Aim of the task
Repeat every record below exactly, omitting any pictures.

[Items from a data source]
* * *

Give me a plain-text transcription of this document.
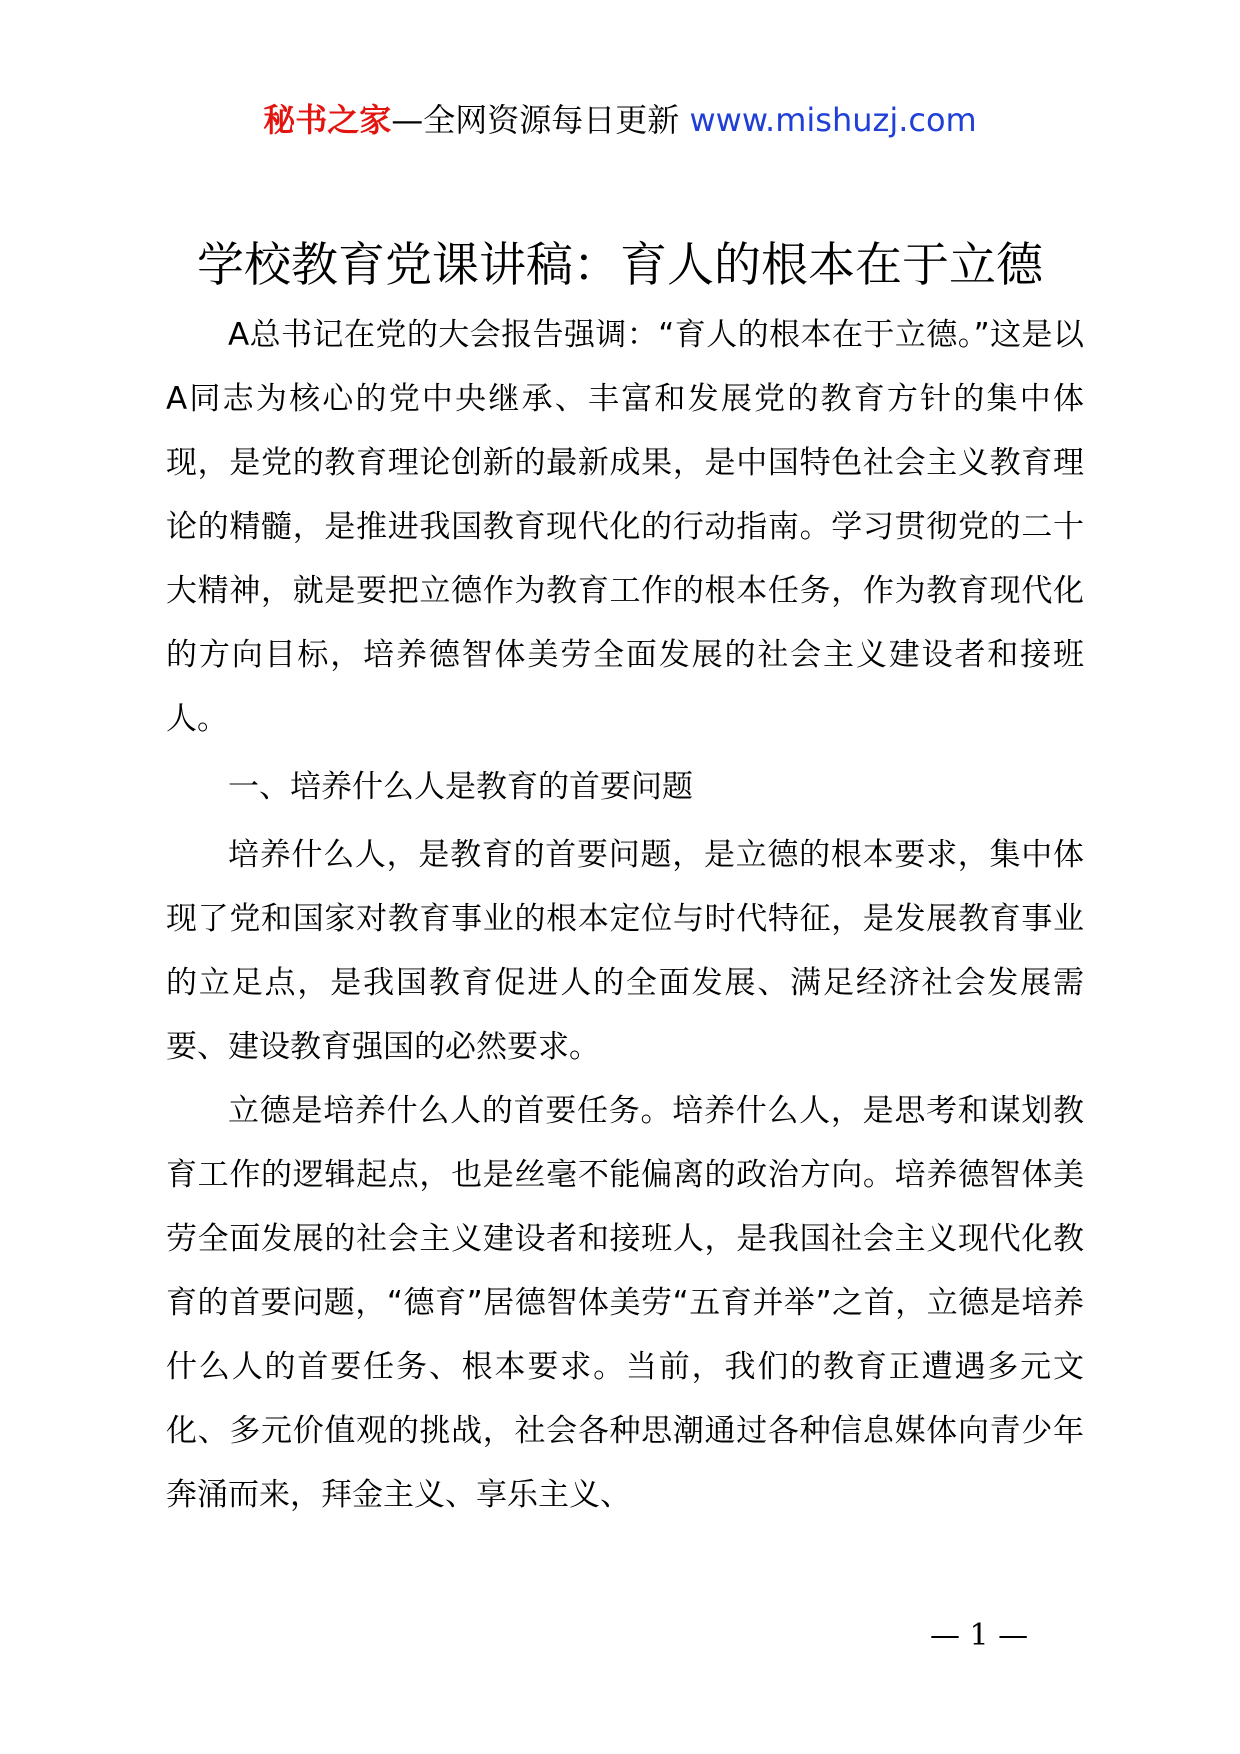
秘书之家—全网资源每日更新 www.mishuzj.com
学校教育党课讲稿：育人的根本在于立德

A总书记在党的大会报告强调：“育人的根本在于立德。”这是以A同志为核心的党中央继承、丰富和发展党的教育方针的集中体现，是党的教育理论创新的最新成果，是中国特色社会主义教育理论的精髓，是推进我国教育现代化的行动指南。学习贯彻党的二十大精神，就是要把立德作为教育工作的根本任务，作为教育现代化的方向目标，培养德智体美劳全面发展的社会主义建设者和接班人。

一、培养什么人是教育的首要问题

培养什么人，是教育的首要问题，是立德的根本要求，集中体现了党和国家对教育事业的根本定位与时代特征，是发展教育事业的立足点，是我国教育促进人的全面发展、满足经济社会发展需要、建设教育强国的必然要求。

立德是培养什么人的首要任务。培养什么人，是思考和谋划教育工作的逻辑起点，也是丝毫不能偏离的政治方向。培养德智体美劳全面发展的社会主义建设者和接班人，是我国社会主义现代化教育的首要问题，“德育”居德智体美劳“五育并举”之首，立德是培养什么人的首要任务、根本要求。当前，我们的教育正遭遇多元文化、多元价值观的挑战，社会各种思潮通过各种信息媒体向青少年奔涌而来，拜金主义、享乐主义、

— 1 —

* * *

Solution to this task
Give me a plain-text transcription of this document.
秘书之家—全网资源每日更新 www.mishuzj.com
学校教育党课讲稿：育人的根本在于立德

A总书记在党的大会报告强调：“育人的根本在于立德。”这是以A同志为核心的党中央继承、丰富和发展党的教育方针的集中体现，是党的教育理论创新的最新成果，是中国特色社会主义教育理论的精髓，是推进我国教育现代化的行动指南。学习贯彻党的二十大精神，就是要把立德作为教育工作的根本任务，作为教育现代化的方向目标，培养德智体美劳全面发展的社会主义建设者和接班人。

一、培养什么人是教育的首要问题

培养什么人，是教育的首要问题，是立德的根本要求，集中体现了党和国家对教育事业的根本定位与时代特征，是发展教育事业的立足点，是我国教育促进人的全面发展、满足经济社会发展需要、建设教育强国的必然要求。

立德是培养什么人的首要任务。培养什么人，是思考和谋划教育工作的逻辑起点，也是丝毫不能偏离的政治方向。培养德智体美劳全面发展的社会主义建设者和接班人，是我国社会主义现代化教育的首要问题，“德育”居德智体美劳“五育并举”之首，立德是培养什么人的首要任务、根本要求。当前，我们的教育正遭遇多元文化、多元价值观的挑战，社会各种思潮通过各种信息媒体向青少年奔涌而来，拜金主义、享乐主义、

— 1 —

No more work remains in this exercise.